◆ EXERCISE DESCRIPTION
Faithfully return all lines, omitting every embedded picture.

Entries taken from a collection:
——————————
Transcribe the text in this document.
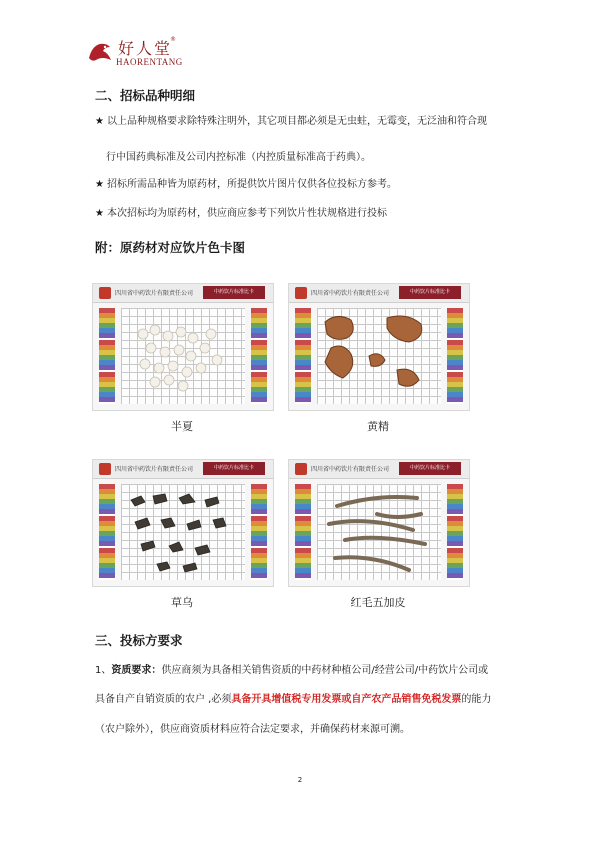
好人堂
®
HAORENTANG
二、招标品种明细
★ 以上品种规格要求除特殊注明外，其它项目都必须是无虫蛀，无霉变，无泛油和符合现
行中国药典标准及公司内控标准（内控质量标准高于药典）。
★ 招标所需品种皆为原药材，所提供饮片图片仅供各位投标方参考。
★ 本次招标均为原药材，供应商应参考下列饮片性状规格进行投标
附：原药材对应饮片色卡图
四川省中药饮片有限责任公司	中药饮片标准比卡
半夏
四川省中药饮片有限责任公司	中药饮片标准比卡
黄精
四川省中药饮片有限责任公司	中药饮片标准比卡
草乌
四川省中药饮片有限责任公司	中药饮片标准比卡
红毛五加皮
三、投标方要求
1、资质要求：供应商须为具备相关销售资质的中药材种植公司/经营公司/中药饮片公司或
具备自产自销资质的农户 ,必须具备开具增值税专用发票或自产农产品销售免税发票的能力
（农户除外），供应商资质材料应符合法定要求，并确保药材来源可溯。
2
——————————
◆ TASK RESPONSE
Transcribe the text in this document.
好人堂
®
HAORENTANG
二、招标品种明细
★ 以上品种规格要求除特殊注明外，其它项目都必须是无虫蛀，无霉变，无泛油和符合现
行中国药典标准及公司内控标准（内控质量标准高于药典）。
★ 招标所需品种皆为原药材，所提供饮片图片仅供各位投标方参考。
★ 本次招标均为原药材，供应商应参考下列饮片性状规格进行投标
附：原药材对应饮片色卡图
四川省中药饮片有限责任公司	中药饮片标准比卡
半夏
四川省中药饮片有限责任公司	中药饮片标准比卡
黄精
四川省中药饮片有限责任公司	中药饮片标准比卡
草乌
四川省中药饮片有限责任公司	中药饮片标准比卡
红毛五加皮
三、投标方要求
1、资质要求：供应商须为具备相关销售资质的中药材种植公司/经营公司/中药饮片公司或
具备自产自销资质的农户 ,必须具备开具增值税专用发票或自产农产品销售免税发票的能力
（农户除外），供应商资质材料应符合法定要求，并确保药材来源可溯。
2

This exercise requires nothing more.